TASK DIRECTIONS: Write each record again exactly as it stands.

Collection entries:
(begin)

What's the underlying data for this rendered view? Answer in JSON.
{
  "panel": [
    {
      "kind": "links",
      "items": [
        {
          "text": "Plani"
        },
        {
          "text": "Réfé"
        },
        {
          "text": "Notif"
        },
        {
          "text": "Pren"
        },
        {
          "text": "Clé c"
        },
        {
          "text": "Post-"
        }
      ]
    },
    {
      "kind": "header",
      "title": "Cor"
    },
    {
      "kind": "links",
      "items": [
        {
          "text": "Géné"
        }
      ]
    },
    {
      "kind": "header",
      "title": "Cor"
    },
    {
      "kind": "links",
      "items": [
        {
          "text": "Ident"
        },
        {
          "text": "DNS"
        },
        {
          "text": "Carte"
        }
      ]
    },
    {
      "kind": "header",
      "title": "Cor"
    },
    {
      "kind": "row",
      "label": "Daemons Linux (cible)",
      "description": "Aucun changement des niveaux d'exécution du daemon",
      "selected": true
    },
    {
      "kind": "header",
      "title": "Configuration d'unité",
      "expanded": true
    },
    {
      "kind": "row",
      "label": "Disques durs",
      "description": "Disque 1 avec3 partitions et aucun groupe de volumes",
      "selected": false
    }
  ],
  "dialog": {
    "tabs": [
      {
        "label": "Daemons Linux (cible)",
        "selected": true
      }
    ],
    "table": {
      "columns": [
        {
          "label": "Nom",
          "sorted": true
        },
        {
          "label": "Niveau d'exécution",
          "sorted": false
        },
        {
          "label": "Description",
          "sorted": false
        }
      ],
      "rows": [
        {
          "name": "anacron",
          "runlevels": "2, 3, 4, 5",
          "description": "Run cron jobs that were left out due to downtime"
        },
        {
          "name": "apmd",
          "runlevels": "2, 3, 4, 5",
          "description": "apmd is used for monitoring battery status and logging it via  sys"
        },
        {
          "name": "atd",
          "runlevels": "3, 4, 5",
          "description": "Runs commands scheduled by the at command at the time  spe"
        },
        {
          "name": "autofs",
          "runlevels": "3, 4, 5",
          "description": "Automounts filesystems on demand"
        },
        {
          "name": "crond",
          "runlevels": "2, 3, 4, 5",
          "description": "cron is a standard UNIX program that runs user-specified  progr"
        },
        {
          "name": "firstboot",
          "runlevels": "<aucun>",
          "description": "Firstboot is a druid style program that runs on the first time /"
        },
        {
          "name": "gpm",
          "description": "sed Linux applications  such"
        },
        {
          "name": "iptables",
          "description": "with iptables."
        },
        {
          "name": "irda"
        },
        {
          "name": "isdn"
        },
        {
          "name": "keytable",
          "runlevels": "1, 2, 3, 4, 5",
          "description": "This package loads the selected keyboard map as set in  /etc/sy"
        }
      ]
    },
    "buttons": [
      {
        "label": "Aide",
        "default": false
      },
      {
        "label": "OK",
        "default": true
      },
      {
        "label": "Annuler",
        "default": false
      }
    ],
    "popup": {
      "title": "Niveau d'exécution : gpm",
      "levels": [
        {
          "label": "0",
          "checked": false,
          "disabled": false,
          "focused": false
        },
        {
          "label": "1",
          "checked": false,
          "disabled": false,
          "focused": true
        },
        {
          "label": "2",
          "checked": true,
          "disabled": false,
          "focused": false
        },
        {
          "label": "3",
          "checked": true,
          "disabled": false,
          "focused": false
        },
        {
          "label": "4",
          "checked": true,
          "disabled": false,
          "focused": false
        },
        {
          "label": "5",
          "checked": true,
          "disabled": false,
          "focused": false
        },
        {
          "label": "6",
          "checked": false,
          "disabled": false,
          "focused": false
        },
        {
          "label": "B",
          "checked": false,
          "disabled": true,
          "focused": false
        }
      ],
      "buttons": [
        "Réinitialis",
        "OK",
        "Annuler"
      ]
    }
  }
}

(end)

SOLUTION FOR THIS PROBLEM:
What's the underlying data for this rendered view? Answer in JSON.
{
  "panel": [
    {
      "kind": "links",
      "items": [
        {
          "text": "Plani"
        },
        {
          "text": "Réfé"
        },
        {
          "text": "Notif"
        },
        {
          "text": "Pren"
        },
        {
          "text": "Clé c"
        },
        {
          "text": "Post-"
        }
      ]
    },
    {
      "kind": "header",
      "title": "Cor"
    },
    {
      "kind": "links",
      "items": [
        {
          "text": "Géné"
        }
      ]
    },
    {
      "kind": "header",
      "title": "Cor"
    },
    {
      "kind": "links",
      "items": [
        {
          "text": "Ident"
        },
        {
          "text": "DNS"
        },
        {
          "text": "Carte"
        }
      ]
    },
    {
      "kind": "header",
      "title": "Cor"
    },
    {
      "kind": "row",
      "label": "Daemons Linux (cible)",
      "description": "Aucun changement des niveaux d'exécution du daemon",
      "selected": true
    },
    {
      "kind": "header",
      "title": "Configuration d'unité",
      "expanded": true
    },
    {
      "kind": "row",
      "label": "Disques durs",
      "description": "Disque 1 avec3 partitions et aucun groupe de volumes",
      "selected": false
    }
  ],
  "dialog": {
    "tabs": [
      {
        "label": "Daemons Linux (cible)",
        "selected": true
      }
    ],
    "table": {
      "columns": [
        {
          "label": "Nom",
          "sorted": true
        },
        {
          "label": "Niveau d'exécution",
          "sorted": false
        },
        {
          "label": "Description",
          "sorted": false
        }
      ],
      "rows": [
        {
          "name": "anacron",
          "runlevels": "2, 3, 4, 5",
          "description": "Run cron jobs that were left out due to downtime"
        },
        {
          "name": "apmd",
          "runlevels": "2, 3, 4, 5",
          "description": "apmd is used for monitoring battery status and logging it via  sys"
        },
        {
          "name": "atd",
          "runlevels": "3, 4, 5",
          "description": "Runs commands scheduled by the at command at the time  spe"
        },
        {
          "name": "autofs",
          "runlevels": "3, 4, 5",
          "description": "Automounts filesystems on demand"
        },
        {
          "name": "crond",
          "runlevels": "2, 3, 4, 5",
          "description": "cron is a standard UNIX program that runs user-specified  progr"
        },
        {
          "name": "firstboot",
          "runlevels": "<aucun>",
          "description": "Firstboot is a druid style program that runs on the first time /"
        },
        {
          "name": "gpm",
          "description": "sed Linux applications  such"
        },
        {
          "name": "iptables",
          "description": "with iptables."
        },
        {
          "name": "irda"
        },
        {
          "name": "isdn"
        },
        {
          "name": "keytable",
          "runlevels": "1, 2, 3, 4, 5",
          "description": "This package loads the selected keyboard map as set in  /etc/sy"
        }
      ]
    },
    "buttons": [
      {
        "label": "Aide",
        "default": false
      },
      {
        "label": "OK",
        "default": true
      },
      {
        "label": "Annuler",
        "default": false
      }
    ],
    "popup": {
      "title": "Niveau d'exécution : gpm",
      "levels": [
        {
          "label": "0",
          "checked": false,
          "disabled": false,
          "focused": false
        },
        {
          "label": "1",
          "checked": false,
          "disabled": false,
          "focused": true
        },
        {
          "label": "2",
          "checked": true,
          "disabled": false,
          "focused": false
        },
        {
          "label": "3",
          "checked": true,
          "disabled": false,
          "focused": false
        },
        {
          "label": "4",
          "checked": true,
          "disabled": false,
          "focused": false
        },
        {
          "label": "5",
          "checked": true,
          "disabled": false,
          "focused": false
        },
        {
          "label": "6",
          "checked": false,
          "disabled": false,
          "focused": false
        },
        {
          "label": "B",
          "checked": false,
          "disabled": true,
          "focused": false
        }
      ],
      "buttons": [
        "Réinitialis",
        "OK",
        "Annuler"
      ]
    }
  }
}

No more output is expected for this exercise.